[Data entries]
-- begin --

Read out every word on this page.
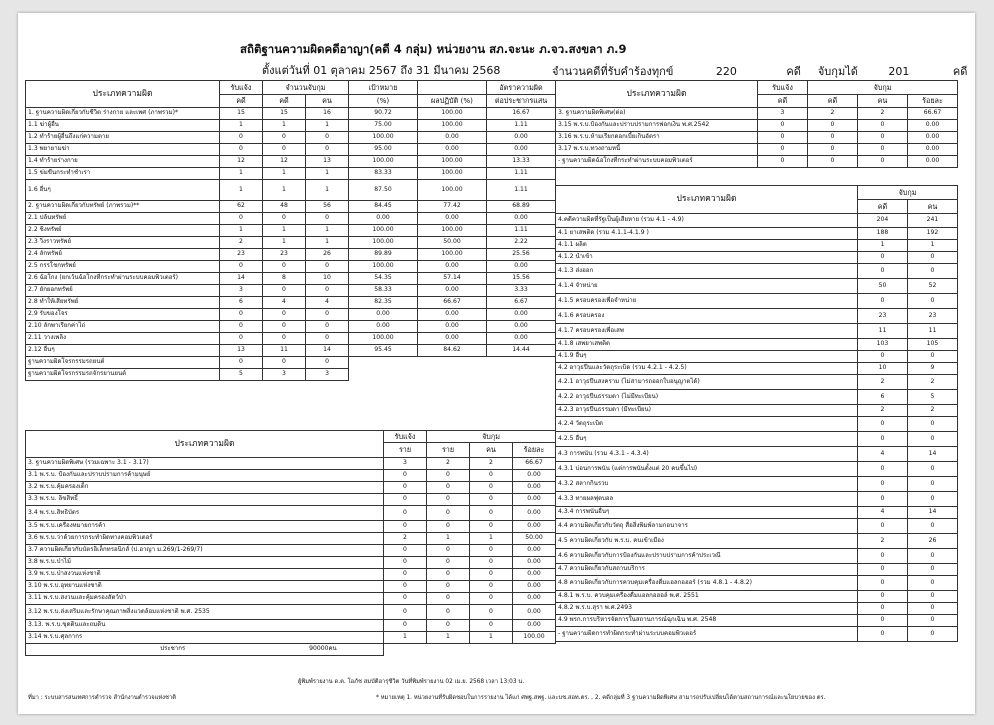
สถิติฐานความผิดคดีอาญา(คดี 4 กลุ่ม) หน่วยงาน สภ.จะนะ ภ.จว.สงขลา ภ.9
ตั้งแต่วันที่ 01 ตุลาคม 2567 ถึง 31 มีนาคม 2568	จำนวนคดีที่รับคำร้องทุกข์	220	คดี จับกุมได้	201	คดี
ประเภทความผิด	รับแจ้ง	จำนวนจับกุม		เป้าหมาย		อัตราความผิด
	คดี	คดี	คน	(%)	ผลปฏิบัติ (%)	ต่อประชากรแสน
1. ฐานความผิดเกี่ยวกับชีวิต ร่างกาย และเพศ (ภาพรวม)*	15	15	16	90.72	100.00	16.67
1.1 ฆ่าผู้อื่น	1	1	1	75.00	100.00	1.11
1.2 ทำร้ายผู้อื่นถึงแก่ความตาย	0	0	0	100.00	0.00	0.00
1.3 พยายามฆ่า	0	0	0	95.00	0.00	0.00
1.4 ทำร้ายร่างกาย	12	12	13	100.00	100.00	13.33
1.5 ข่มขืนกระทำชำเรา	1	1	1	83.33	100.00	1.11
1.6 อื่นๆ	1	1	1	87.50	100.00	1.11
2. ฐานความผิดเกี่ยวกับทรัพย์ (ภาพรวม)**	62	48	56	84.45	77.42	68.89
2.1 ปล้นทรัพย์	0	0	0	0.00	0.00	0.00
2.2 ชิงทรัพย์	1	1	1	100.00	100.00	1.11
2.3 วิ่งราวทรัพย์	2	1	1	100.00	50.00	2.22
2.4 ลักทรัพย์	23	23	26	89.89	100.00	25.56
2.5 กรรโชกทรัพย์	0	0	0	100.00	0.00	0.00
2.6 ฉ้อโกง (ยกเว้นฉ้อโกงที่กระทำผ่านระบบคอมพิวเตอร์)	14	8	10	54.35	57.14	15.56
2.7 ยักยอกทรัพย์	3	0	0	58.33	0.00	3.33
2.8 ทำให้เสียทรัพย์	6	4	4	82.35	66.67	6.67
2.9 รับของโจร	0	0	0	0.00	0.00	0.00
2.10 ลักพาเรียกค่าไถ่	0	0	0	0.00	0.00	0.00
2.11 วางเพลิง	0	0	0	100.00	0.00	0.00
2.12 อื่นๆ	13	11	14	95.45	84.62	14.44
ฐานความผิดโจรกรรมรถยนต์	0	0	0			
ฐานความผิดโจรกรรมรถจักรยานยนต์	5	3	3			
ประเภทความผิด	รับแจ้ง	จับกุม		
	ราย	ราย	คน	ร้อยละ
3. ฐานความผิดพิเศษ (รวมเฉพาะ 3.1 - 3.17)	3	2	2	66.67
3.1 พ.ร.บ. ป้องกันและปราบปรามการค้ามนุษย์	0	0	0	0.00
3.2 พ.ร.บ.คุ้มครองเด็ก	0	0	0	0.00
3.3 พ.ร.บ. ลิขสิทธิ์	0	0	0	0.00
3.4 พ.ร.บ.สิทธิบัตร	0	0	0	0.00
3.5 พ.ร.บ.เครื่องหมายการค้า	0	0	0	0.00
3.6 พ.ร.บ.ว่าด้วยการกระทำผิดทางคอมพิวเตอร์	2	1	1	50.00
3.7 ความผิดเกี่ยวกับบัตรอิเล็กทรอนิกส์ (ป.อาญา ม.269/1-269/7)	0	0	0	0.00
3.8 พ.ร.บ.ป่าไม้	0	0	0	0.00
3.9 พ.ร.บ.ป่าสงวนแห่งชาติ	0	0	0	0.00
3.10 พ.ร.บ.อุทยานแห่งชาติ	0	0	0	0.00
3.11 พ.ร.บ.สงวนและคุ้มครองสัตว์ป่า	0	0	0	0.00
3.12 พ.ร.บ.ส่งเสริมและรักษาคุณภาพสิ่งแวดล้อมแห่งชาติ พ.ศ. 2535	0	0	0	0.00
3.13. พ.ร.บ.ขุดดินและถมดิน	0	0	0	0.00
3.14 พ.ร.บ.ศุลกากร	1	1	1	100.00
ประชากร 90000คน				
ผู้พิมพ์รายงาน ด.ต. โอภัช สมบัติอารุชีวิต วันที่พิมพ์รายงาน 02 เม.ย. 2568 เวลา 13:03 น.
ประเภทความผิด	รับแจ้ง	จับกุม		
	คดี	คดี	คน	ร้อยละ
3. ฐานความผิดพิเศษ(ต่อ)	3	2	2	66.67
3.15 พ.ร.บ.ป้องกันและปราบปรามการฟอกเงิน พ.ศ.2542	0	0	0	0.00
3.16 พ.ร.บ.ห้ามเรียกดอกเบี้ยเกินอัตรา	0	0	0	0.00
3.17 พ.ร.บ.ทวงถามหนี้	0	0	0	0.00
- ฐานความผิดฉ้อโกงที่กระทำผ่านระบบคอมพิวเตอร์	0	0	0	0.00
ประเภทความผิด	จับกุม	
	คดี	คน
4.คดีความผิดที่รัฐเป็นผู้เสียหาย (รวม 4.1 - 4.9)	204	241
4.1 ยาเสพติด (รวม 4.1.1-4.1.9 )	188	192
4.1.1 ผลิต	1	1
4.1.2 นำเข้า	0	0
4.1.3 ส่งออก	0	0
4.1.4 จำหน่าย	50	52
4.1.5 ครอบครองเพื่อจำหน่าย	0	0
4.1.6 ครอบครอง	23	23
4.1.7 ครอบครองเพื่อเสพ	11	11
4.1.8 เสพยาเสพติด	103	105
4.1.9 อื่นๆ	0	0
4.2 อาวุธปืนและวัตถุระเบิด (รวม 4.2.1 - 4.2.5)	10	9
4.2.1 อาวุธปืนสงคราม (ไม่สามารถออกใบอนุญาตได้)	2	2
4.2.2 อาวุธปืนธรรมดา (ไม่มีทะเบียน)	6	5
4.2.3 อาวุธปืนธรรมดา (มีทะเบียน)	2	2
4.2.4 วัตถุระเบิด	0	0
4.2.5 อื่นๆ	0	0
4.3 การพนัน (รวม 4.3.1 - 4.3.4)	4	14
4.3.1 บ่อนการพนัน (แต่การพนันตั้งแต่ 20 คนขึ้นไป)	0	0
4.3.2 สลากกินรวบ	0	0
4.3.3 ทายผลฟุตบอล	0	0
4.3.4 การพนันอื่นๆ	4	14
4.4 ความผิดเกี่ยวกับวัตถุ สื่อสิ่งพิมพ์ลามกอนาจาร	0	0
4.5 ความผิดเกี่ยวกับ พ.ร.บ. คนเข้าเมือง	2	26
4.6 ความผิดเกี่ยวกับการป้องกันและปราบปรามการค้าประเวณี	0	0
4.7 ความผิดเกี่ยวกับสถานบริการ	0	0
4.8 ความผิดเกี่ยวกับการควบคุมเครื่องดื่มแอลกอฮอร์ (รวม 4.8.1 - 4.8.2)	0	0
4.8.1 พ.ร.บ. ควบคุมเครื่องดื่มแอลกอฮอล์ พ.ศ. 2551	0	0
4.8.2 พ.ร.บ.สุรา พ.ศ.2493	0	0
4.9 พรก.การบริหารจัดการในสถานการณ์ฉุกเฉิน พ.ศ. 2548	0	0
- ฐานความผิดการทำผิดกระทำผ่านระบบคอมพิวเตอร์	0	0
ที่มา : ระบบสารสนเทศการตำรวจ สำนักงานตำรวจแห่งชาติ	* หมายเหตุ 1. หน่วยงานที่รับผิดชอบในการรายงาน ได้แก่ ศพฐ.สพฐ. และบช.สอท.ตร. , 2. คดีกลุ่มที่ 3 ฐานความผิดพิเศษ สามารถปรับเปลี่ยนได้ตามสถานการณ์และนโยบายของ ตร.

-- end --

PROBLEM
Exactly how many lines of the material contain the word "ทะเบ"? Write the number alone.

THE RESPONSE
2